--- TEXTO DE REFERENCIA ---

Valdría la pena preguntarse si por la cabeza de alguno de los ilustrados apologetas de las normas y procedimientos de la ratio instrumental habrá pasado, aunque sea por un instante, la posibilidad de que la antipolítica no sea más que la inversión especular de la política, el “feliz no-cumpleaños” de la Alice de Carroll, su necesaria otredad, su secreto a voces, su lado oscuro, la confirmación del fracaso de su tiranía. Como diría Hegel, se trata de su negación determinada, porque “toda determinación es una negación”. En fin, es la política misma, sólo que puesta -fijada- en su inversión por la propia política. En vez de “tirar la escalera”, convendría bajar de nuevo por ella y afrontar el vértigo para convocar a los inadvertidos a subirla. No pocas veces, y como dice Adorno, “el trabajo de la filosofía consiste en decir lo que no se puede”, justo lo que Wittgenstein prohíbe.

--- SECCIÓN DE DATOS ---

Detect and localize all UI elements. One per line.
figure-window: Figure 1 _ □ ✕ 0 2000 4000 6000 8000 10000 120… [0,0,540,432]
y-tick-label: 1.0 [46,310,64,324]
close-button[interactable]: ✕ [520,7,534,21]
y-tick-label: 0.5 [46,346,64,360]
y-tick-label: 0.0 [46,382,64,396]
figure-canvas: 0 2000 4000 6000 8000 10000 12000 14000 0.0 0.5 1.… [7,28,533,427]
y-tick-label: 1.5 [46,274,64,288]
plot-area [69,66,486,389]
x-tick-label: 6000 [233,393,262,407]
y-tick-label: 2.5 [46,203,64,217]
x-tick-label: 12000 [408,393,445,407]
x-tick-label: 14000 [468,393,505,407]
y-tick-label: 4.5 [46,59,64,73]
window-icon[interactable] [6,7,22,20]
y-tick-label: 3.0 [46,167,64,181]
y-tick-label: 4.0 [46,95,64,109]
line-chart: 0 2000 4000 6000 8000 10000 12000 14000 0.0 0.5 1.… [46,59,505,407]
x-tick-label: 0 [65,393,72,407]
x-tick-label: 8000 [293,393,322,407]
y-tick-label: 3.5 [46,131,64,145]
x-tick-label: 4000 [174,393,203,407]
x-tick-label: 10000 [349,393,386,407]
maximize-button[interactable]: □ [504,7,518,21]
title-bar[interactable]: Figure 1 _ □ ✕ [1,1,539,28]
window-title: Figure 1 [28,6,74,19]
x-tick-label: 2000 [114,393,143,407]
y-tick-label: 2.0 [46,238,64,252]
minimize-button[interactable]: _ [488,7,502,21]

---

# TAREAS A REALIZAR:
A - Según el texto sobre la antipolítica, ¿en qué consiste el trabajo de la filosofía de acuerdo con Adorno?
B - Reproduce literalmente el texto sobre la antipolítica, comenzando por "Valdría la pena" y continuando hasta "que Wittgenstein prohíbe.".

# RESPUESTAS POR ÍTEM:
A - En decir lo que no se puede.

B -
Valdría la pena preguntarse si por la cabeza de alguno de los ilustrados apologetas de las normas y procedimientos de la ratio instrumental habrá pasado, aunque sea por un instante, la posibilidad de que la antipolítica no sea más que la inversión especular de la política, el “feliz no-cumpleaños” de la Alice de Carroll, su necesaria otredad, su secreto a voces, su lado oscuro, la confirmación del fracaso de su tiranía. Como diría Hegel, se trata de su negación determinada, porque “toda determinación es una negación”. En fin, es la política misma, sólo que puesta -fijada- en su inversión por la propia política. En vez de “tirar la escalera”, convendría bajar de nuevo por ella y afrontar el vértigo para convocar a los inadvertidos a subirla. No pocas veces, y como dice Adorno, “el trabajo de la filosofía consiste en decir lo que no se puede”, justo lo que Wittgenstein prohíbe.